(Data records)
—————

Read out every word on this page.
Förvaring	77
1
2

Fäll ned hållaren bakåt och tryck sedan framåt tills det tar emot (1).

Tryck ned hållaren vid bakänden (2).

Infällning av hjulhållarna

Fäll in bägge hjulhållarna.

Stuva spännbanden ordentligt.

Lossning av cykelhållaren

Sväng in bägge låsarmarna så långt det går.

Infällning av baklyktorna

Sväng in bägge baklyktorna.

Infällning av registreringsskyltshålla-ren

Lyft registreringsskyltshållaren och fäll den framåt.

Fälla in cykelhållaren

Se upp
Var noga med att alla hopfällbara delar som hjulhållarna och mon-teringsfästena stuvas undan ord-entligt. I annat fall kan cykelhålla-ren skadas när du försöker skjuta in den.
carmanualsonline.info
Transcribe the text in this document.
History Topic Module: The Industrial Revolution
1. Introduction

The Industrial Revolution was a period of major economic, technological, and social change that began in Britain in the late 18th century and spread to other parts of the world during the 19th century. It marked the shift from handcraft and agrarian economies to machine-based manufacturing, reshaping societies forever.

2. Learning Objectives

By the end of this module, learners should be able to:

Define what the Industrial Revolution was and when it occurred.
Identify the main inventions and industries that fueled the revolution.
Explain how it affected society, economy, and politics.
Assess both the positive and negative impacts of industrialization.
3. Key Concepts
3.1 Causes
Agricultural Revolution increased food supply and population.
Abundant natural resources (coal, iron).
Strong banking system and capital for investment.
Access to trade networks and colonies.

—————

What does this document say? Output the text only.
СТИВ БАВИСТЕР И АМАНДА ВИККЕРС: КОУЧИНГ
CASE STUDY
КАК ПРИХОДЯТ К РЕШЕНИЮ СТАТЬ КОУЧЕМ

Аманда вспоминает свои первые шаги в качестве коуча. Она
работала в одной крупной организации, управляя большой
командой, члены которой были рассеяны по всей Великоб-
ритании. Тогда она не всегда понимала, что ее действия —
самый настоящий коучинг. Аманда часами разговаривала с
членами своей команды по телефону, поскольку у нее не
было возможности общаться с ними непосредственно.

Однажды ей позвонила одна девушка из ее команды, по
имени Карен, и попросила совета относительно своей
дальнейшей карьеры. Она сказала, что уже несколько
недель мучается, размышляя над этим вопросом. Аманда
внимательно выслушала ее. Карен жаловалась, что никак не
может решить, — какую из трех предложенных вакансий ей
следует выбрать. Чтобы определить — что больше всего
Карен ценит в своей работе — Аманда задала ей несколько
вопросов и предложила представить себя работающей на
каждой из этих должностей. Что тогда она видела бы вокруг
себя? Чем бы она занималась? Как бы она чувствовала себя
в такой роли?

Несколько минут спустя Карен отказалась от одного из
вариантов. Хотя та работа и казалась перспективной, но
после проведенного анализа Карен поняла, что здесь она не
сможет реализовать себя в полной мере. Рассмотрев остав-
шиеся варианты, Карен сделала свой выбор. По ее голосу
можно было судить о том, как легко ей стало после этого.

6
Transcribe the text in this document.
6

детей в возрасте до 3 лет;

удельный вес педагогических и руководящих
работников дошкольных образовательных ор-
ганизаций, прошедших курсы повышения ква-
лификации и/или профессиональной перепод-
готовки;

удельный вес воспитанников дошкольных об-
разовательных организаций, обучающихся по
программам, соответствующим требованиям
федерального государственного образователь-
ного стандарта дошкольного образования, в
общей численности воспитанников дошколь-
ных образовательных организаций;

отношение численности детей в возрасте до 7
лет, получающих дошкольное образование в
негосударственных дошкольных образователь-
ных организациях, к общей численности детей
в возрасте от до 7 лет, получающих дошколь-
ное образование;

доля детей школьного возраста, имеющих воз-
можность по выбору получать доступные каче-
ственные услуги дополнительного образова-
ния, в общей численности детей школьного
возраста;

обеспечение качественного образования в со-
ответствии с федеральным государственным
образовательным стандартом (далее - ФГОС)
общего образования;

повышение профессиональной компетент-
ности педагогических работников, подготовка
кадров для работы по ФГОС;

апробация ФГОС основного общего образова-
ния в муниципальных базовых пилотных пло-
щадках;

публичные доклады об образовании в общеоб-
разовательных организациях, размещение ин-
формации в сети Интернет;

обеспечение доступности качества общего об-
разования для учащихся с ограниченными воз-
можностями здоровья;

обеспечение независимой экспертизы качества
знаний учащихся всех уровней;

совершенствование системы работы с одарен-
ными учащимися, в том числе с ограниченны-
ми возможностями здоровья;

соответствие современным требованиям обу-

—————

WRITTEN PROBLEM
Across the material above, how many lines include the string "воспитанников"? Only the number is wanted.

TASK OUTPUT
2